THE EXERCISE - Will you print the material below without altering a single character?

## Start RECORD SET

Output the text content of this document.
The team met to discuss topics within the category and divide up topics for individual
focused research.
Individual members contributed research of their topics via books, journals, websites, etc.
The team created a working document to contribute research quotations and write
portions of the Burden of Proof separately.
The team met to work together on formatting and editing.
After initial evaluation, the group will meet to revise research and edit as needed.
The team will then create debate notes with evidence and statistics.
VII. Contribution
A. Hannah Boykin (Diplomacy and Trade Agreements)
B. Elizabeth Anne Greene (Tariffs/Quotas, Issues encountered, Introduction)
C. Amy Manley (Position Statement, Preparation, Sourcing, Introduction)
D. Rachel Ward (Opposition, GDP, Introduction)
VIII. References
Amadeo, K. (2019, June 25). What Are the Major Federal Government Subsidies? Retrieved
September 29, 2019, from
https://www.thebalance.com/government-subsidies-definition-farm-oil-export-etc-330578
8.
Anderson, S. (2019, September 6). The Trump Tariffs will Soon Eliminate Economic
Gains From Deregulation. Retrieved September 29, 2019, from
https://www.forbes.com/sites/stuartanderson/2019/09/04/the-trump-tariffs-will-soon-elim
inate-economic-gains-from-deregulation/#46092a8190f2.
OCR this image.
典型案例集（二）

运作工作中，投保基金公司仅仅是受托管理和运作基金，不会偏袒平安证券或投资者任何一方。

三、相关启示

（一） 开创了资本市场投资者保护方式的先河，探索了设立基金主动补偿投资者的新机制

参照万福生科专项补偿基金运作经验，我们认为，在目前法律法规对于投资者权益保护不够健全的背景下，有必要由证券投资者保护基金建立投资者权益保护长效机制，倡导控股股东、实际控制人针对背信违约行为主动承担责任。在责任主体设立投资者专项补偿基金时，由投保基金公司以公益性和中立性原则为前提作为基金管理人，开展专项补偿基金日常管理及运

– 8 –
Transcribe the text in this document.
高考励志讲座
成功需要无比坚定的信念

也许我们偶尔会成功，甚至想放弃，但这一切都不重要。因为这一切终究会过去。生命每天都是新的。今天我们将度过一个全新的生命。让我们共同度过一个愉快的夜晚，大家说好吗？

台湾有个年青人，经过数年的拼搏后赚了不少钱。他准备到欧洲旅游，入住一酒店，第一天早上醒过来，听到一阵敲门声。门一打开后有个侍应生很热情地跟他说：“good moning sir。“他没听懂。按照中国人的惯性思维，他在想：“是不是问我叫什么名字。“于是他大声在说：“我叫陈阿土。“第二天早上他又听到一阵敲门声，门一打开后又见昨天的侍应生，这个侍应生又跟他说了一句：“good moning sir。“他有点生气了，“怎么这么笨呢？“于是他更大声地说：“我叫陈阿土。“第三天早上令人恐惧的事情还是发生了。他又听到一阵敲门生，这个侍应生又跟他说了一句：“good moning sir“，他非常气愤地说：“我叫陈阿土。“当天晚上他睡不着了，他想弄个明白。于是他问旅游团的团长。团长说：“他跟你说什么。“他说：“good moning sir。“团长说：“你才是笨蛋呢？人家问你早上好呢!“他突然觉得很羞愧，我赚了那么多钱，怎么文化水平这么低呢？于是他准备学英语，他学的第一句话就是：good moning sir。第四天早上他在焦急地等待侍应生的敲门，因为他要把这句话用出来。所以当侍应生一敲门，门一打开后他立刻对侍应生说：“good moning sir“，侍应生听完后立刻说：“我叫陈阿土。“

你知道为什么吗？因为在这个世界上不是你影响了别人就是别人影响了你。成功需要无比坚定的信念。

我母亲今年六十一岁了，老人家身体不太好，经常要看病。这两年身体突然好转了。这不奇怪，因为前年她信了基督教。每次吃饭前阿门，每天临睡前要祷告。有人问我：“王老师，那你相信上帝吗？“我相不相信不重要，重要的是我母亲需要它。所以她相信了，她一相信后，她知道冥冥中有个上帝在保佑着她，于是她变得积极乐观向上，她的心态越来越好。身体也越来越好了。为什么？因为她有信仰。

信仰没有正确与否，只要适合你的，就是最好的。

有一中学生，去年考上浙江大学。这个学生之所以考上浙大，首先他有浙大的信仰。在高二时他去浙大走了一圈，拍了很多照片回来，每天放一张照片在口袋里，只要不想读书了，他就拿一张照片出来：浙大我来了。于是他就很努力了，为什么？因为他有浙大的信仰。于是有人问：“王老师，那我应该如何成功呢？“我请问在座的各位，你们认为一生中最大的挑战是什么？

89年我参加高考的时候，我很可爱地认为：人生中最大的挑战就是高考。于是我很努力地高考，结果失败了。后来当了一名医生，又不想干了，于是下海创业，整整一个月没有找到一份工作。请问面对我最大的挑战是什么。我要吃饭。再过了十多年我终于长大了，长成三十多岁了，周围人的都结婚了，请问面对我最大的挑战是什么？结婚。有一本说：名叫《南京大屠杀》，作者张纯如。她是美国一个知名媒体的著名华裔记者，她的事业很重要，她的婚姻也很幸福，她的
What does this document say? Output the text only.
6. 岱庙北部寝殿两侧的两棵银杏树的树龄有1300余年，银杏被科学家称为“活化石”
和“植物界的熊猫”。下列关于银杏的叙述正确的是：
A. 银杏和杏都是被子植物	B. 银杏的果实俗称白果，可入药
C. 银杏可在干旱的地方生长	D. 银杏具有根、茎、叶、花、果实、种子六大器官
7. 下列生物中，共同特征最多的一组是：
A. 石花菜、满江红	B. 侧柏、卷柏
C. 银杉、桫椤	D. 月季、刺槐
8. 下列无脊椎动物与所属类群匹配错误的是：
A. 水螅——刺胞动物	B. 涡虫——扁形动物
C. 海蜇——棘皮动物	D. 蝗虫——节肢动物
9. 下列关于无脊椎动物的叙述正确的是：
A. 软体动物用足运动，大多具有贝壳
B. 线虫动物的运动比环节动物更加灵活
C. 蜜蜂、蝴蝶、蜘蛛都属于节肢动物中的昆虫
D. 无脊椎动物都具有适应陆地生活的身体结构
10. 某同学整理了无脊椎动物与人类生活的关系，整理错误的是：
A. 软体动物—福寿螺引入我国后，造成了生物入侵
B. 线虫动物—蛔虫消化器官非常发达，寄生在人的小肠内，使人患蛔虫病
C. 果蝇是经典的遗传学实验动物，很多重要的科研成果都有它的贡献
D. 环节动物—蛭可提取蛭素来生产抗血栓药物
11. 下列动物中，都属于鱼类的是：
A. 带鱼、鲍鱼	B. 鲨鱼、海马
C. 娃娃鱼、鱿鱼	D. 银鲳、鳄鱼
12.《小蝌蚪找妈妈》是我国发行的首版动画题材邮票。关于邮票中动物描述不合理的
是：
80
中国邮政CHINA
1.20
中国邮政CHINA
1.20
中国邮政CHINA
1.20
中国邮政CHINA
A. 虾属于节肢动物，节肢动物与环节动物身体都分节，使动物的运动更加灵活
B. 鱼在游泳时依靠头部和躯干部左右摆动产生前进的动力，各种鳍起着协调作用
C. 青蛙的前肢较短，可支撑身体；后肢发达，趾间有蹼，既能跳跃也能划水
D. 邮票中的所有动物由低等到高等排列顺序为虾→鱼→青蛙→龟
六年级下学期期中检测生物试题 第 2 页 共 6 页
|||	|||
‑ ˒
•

## End RECORD SET

ANSWER TO THE TASK -
Output the text content of this document.
The team met to discuss topics within the category and divide up topics for individual
focused research.
Individual members contributed research of their topics via books, journals, websites, etc.
The team created a working document to contribute research quotations and write
portions of the Burden of Proof separately.
The team met to work together on formatting and editing.
After initial evaluation, the group will meet to revise research and edit as needed.
The team will then create debate notes with evidence and statistics.
VII. Contribution
A. Hannah Boykin (Diplomacy and Trade Agreements)
B. Elizabeth Anne Greene (Tariffs/Quotas, Issues encountered, Introduction)
C. Amy Manley (Position Statement, Preparation, Sourcing, Introduction)
D. Rachel Ward (Opposition, GDP, Introduction)
VIII. References
Amadeo, K. (2019, June 25). What Are the Major Federal Government Subsidies? Retrieved
September 29, 2019, from
https://www.thebalance.com/government-subsidies-definition-farm-oil-export-etc-330578
8.
Anderson, S. (2019, September 6). The Trump Tariffs will Soon Eliminate Economic
Gains From Deregulation. Retrieved September 29, 2019, from
https://www.forbes.com/sites/stuartanderson/2019/09/04/the-trump-tariffs-will-soon-elim
inate-economic-gains-from-deregulation/#46092a8190f2.
OCR this image.
典型案例集（二）

运作工作中，投保基金公司仅仅是受托管理和运作基金，不会偏袒平安证券或投资者任何一方。

三、相关启示

（一） 开创了资本市场投资者保护方式的先河，探索了设立基金主动补偿投资者的新机制

参照万福生科专项补偿基金运作经验，我们认为，在目前法律法规对于投资者权益保护不够健全的背景下，有必要由证券投资者保护基金建立投资者权益保护长效机制，倡导控股股东、实际控制人针对背信违约行为主动承担责任。在责任主体设立投资者专项补偿基金时，由投保基金公司以公益性和中立性原则为前提作为基金管理人，开展专项补偿基金日常管理及运

– 8 –
Transcribe the text in this document.
高考励志讲座
成功需要无比坚定的信念

也许我们偶尔会成功，甚至想放弃，但这一切都不重要。因为这一切终究会过去。生命每天都是新的。今天我们将度过一个全新的生命。让我们共同度过一个愉快的夜晚，大家说好吗？

台湾有个年青人，经过数年的拼搏后赚了不少钱。他准备到欧洲旅游，入住一酒店，第一天早上醒过来，听到一阵敲门声。门一打开后有个侍应生很热情地跟他说：“good moning sir。“他没听懂。按照中国人的惯性思维，他在想：“是不是问我叫什么名字。“于是他大声在说：“我叫陈阿土。“第二天早上他又听到一阵敲门声，门一打开后又见昨天的侍应生，这个侍应生又跟他说了一句：“good moning sir。“他有点生气了，“怎么这么笨呢？“于是他更大声地说：“我叫陈阿土。“第三天早上令人恐惧的事情还是发生了。他又听到一阵敲门生，这个侍应生又跟他说了一句：“good moning sir“，他非常气愤地说：“我叫陈阿土。“当天晚上他睡不着了，他想弄个明白。于是他问旅游团的团长。团长说：“他跟你说什么。“他说：“good moning sir。“团长说：“你才是笨蛋呢？人家问你早上好呢!“他突然觉得很羞愧，我赚了那么多钱，怎么文化水平这么低呢？于是他准备学英语，他学的第一句话就是：good moning sir。第四天早上他在焦急地等待侍应生的敲门，因为他要把这句话用出来。所以当侍应生一敲门，门一打开后他立刻对侍应生说：“good moning sir“，侍应生听完后立刻说：“我叫陈阿土。“

你知道为什么吗？因为在这个世界上不是你影响了别人就是别人影响了你。成功需要无比坚定的信念。

我母亲今年六十一岁了，老人家身体不太好，经常要看病。这两年身体突然好转了。这不奇怪，因为前年她信了基督教。每次吃饭前阿门，每天临睡前要祷告。有人问我：“王老师，那你相信上帝吗？“我相不相信不重要，重要的是我母亲需要它。所以她相信了，她一相信后，她知道冥冥中有个上帝在保佑着她，于是她变得积极乐观向上，她的心态越来越好。身体也越来越好了。为什么？因为她有信仰。

信仰没有正确与否，只要适合你的，就是最好的。

有一中学生，去年考上浙江大学。这个学生之所以考上浙大，首先他有浙大的信仰。在高二时他去浙大走了一圈，拍了很多照片回来，每天放一张照片在口袋里，只要不想读书了，他就拿一张照片出来：浙大我来了。于是他就很努力了，为什么？因为他有浙大的信仰。于是有人问：“王老师，那我应该如何成功呢？“我请问在座的各位，你们认为一生中最大的挑战是什么？

89年我参加高考的时候，我很可爱地认为：人生中最大的挑战就是高考。于是我很努力地高考，结果失败了。后来当了一名医生，又不想干了，于是下海创业，整整一个月没有找到一份工作。请问面对我最大的挑战是什么。我要吃饭。再过了十多年我终于长大了，长成三十多岁了，周围人的都结婚了，请问面对我最大的挑战是什么？结婚。有一本说：名叫《南京大屠杀》，作者张纯如。她是美国一个知名媒体的著名华裔记者，她的事业很重要，她的婚姻也很幸福，她的
What does this document say? Output the text only.
6. 岱庙北部寝殿两侧的两棵银杏树的树龄有1300余年，银杏被科学家称为“活化石”
和“植物界的熊猫”。下列关于银杏的叙述正确的是：
A. 银杏和杏都是被子植物	B. 银杏的果实俗称白果，可入药
C. 银杏可在干旱的地方生长	D. 银杏具有根、茎、叶、花、果实、种子六大器官
7. 下列生物中，共同特征最多的一组是：
A. 石花菜、满江红	B. 侧柏、卷柏
C. 银杉、桫椤	D. 月季、刺槐
8. 下列无脊椎动物与所属类群匹配错误的是：
A. 水螅——刺胞动物	B. 涡虫——扁形动物
C. 海蜇——棘皮动物	D. 蝗虫——节肢动物
9. 下列关于无脊椎动物的叙述正确的是：
A. 软体动物用足运动，大多具有贝壳
B. 线虫动物的运动比环节动物更加灵活
C. 蜜蜂、蝴蝶、蜘蛛都属于节肢动物中的昆虫
D. 无脊椎动物都具有适应陆地生活的身体结构
10. 某同学整理了无脊椎动物与人类生活的关系，整理错误的是：
A. 软体动物—福寿螺引入我国后，造成了生物入侵
B. 线虫动物—蛔虫消化器官非常发达，寄生在人的小肠内，使人患蛔虫病
C. 果蝇是经典的遗传学实验动物，很多重要的科研成果都有它的贡献
D. 环节动物—蛭可提取蛭素来生产抗血栓药物
11. 下列动物中，都属于鱼类的是：
A. 带鱼、鲍鱼	B. 鲨鱼、海马
C. 娃娃鱼、鱿鱼	D. 银鲳、鳄鱼
12.《小蝌蚪找妈妈》是我国发行的首版动画题材邮票。关于邮票中动物描述不合理的
是：
80
中国邮政CHINA
1.20
中国邮政CHINA
1.20
中国邮政CHINA
1.20
中国邮政CHINA
A. 虾属于节肢动物，节肢动物与环节动物身体都分节，使动物的运动更加灵活
B. 鱼在游泳时依靠头部和躯干部左右摆动产生前进的动力，各种鳍起着协调作用
C. 青蛙的前肢较短，可支撑身体；后肢发达，趾间有蹼，既能跳跃也能划水
D. 邮票中的所有动物由低等到高等排列顺序为虾→鱼→青蛙→龟
六年级下学期期中检测生物试题 第 2 页 共 6 页
|||	|||
‑ ˒
•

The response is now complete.